[Extracted records]
● ● ● ●

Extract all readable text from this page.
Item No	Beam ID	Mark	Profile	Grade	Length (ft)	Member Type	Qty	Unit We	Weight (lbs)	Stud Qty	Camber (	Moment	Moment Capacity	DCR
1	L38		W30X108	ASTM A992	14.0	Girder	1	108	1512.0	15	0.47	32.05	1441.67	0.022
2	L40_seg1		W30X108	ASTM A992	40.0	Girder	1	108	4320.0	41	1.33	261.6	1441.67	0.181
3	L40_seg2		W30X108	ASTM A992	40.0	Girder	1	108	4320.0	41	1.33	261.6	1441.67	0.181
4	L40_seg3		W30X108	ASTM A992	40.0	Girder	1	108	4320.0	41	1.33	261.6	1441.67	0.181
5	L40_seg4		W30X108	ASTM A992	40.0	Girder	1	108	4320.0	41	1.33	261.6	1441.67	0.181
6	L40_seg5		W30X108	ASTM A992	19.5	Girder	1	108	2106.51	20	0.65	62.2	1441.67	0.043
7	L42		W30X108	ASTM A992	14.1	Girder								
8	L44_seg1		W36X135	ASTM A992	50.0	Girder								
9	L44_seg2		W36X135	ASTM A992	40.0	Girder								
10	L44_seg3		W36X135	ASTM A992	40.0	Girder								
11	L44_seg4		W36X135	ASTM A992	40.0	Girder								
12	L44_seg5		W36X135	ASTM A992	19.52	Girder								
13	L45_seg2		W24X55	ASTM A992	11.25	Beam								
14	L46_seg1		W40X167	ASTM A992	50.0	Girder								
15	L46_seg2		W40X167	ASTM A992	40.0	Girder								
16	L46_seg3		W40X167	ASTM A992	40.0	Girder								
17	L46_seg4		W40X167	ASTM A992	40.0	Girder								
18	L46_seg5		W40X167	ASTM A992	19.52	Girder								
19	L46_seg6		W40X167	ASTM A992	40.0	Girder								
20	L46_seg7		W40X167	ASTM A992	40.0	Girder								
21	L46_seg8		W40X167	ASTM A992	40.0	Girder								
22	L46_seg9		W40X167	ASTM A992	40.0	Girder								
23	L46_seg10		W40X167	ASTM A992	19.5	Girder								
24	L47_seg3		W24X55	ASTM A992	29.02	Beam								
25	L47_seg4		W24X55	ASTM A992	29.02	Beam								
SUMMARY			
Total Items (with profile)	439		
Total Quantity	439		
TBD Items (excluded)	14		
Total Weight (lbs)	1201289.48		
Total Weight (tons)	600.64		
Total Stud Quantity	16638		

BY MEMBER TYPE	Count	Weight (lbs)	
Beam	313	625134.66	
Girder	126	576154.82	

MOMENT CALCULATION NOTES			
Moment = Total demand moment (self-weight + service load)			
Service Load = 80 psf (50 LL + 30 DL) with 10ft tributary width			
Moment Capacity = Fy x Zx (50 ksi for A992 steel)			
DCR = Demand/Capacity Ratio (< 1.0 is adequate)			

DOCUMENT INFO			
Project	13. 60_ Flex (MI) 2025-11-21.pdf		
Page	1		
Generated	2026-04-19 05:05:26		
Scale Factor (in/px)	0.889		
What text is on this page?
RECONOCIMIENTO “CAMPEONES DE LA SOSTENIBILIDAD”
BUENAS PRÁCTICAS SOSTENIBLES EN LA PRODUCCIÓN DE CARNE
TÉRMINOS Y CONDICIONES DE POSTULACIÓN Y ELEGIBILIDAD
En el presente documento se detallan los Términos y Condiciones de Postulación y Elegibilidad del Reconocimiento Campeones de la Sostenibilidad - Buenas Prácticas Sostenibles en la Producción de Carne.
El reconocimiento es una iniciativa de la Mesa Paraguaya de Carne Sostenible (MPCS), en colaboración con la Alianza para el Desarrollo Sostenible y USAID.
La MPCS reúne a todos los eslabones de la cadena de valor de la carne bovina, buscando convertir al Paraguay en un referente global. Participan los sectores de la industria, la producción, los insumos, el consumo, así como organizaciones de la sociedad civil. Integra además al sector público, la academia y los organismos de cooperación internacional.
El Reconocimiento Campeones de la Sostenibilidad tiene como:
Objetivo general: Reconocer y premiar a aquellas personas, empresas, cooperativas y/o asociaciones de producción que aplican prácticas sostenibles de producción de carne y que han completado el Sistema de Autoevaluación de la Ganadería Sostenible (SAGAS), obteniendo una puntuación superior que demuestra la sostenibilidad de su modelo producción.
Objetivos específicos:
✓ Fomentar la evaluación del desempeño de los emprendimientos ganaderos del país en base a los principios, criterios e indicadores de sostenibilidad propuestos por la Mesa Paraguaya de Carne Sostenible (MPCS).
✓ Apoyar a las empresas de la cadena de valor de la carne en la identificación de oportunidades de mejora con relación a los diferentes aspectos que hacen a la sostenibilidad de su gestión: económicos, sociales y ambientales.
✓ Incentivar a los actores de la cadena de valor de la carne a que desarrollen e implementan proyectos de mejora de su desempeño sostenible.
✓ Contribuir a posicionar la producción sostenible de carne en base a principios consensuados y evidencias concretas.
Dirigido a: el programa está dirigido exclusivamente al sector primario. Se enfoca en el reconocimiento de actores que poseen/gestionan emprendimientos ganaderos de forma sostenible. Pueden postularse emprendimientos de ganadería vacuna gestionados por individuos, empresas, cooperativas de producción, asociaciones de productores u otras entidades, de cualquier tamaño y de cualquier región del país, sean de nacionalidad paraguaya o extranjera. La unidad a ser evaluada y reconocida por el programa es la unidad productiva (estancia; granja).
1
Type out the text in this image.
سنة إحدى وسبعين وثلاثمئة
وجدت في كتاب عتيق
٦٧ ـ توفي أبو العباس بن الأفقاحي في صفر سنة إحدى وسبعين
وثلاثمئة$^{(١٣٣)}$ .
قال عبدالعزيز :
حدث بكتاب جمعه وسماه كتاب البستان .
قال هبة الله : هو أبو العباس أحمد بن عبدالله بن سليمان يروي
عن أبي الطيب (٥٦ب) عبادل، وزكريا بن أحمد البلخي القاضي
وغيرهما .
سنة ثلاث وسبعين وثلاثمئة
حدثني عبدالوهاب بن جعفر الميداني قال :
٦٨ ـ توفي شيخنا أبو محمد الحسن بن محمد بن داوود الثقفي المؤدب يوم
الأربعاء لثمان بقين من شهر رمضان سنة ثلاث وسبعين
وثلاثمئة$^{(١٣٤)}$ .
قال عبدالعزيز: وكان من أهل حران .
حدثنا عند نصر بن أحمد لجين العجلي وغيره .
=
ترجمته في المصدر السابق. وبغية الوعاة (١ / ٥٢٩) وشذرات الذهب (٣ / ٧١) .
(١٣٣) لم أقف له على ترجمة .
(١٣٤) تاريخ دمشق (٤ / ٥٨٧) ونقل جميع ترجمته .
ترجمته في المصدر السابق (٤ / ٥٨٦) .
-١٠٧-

● ● ● ●

- YOUR INSTRUCTIONS:
Your task is to gather all lines from the entries above that hold the word "Total".

- TASK OUTPUT:
Total Items (with profile)	439		
Total Quantity	439		
Total Weight (lbs)	1201289.48		
Total Weight (tons)	600.64		
Total Stud Quantity	16638		
Moment = Total demand moment (self-weight + service load)			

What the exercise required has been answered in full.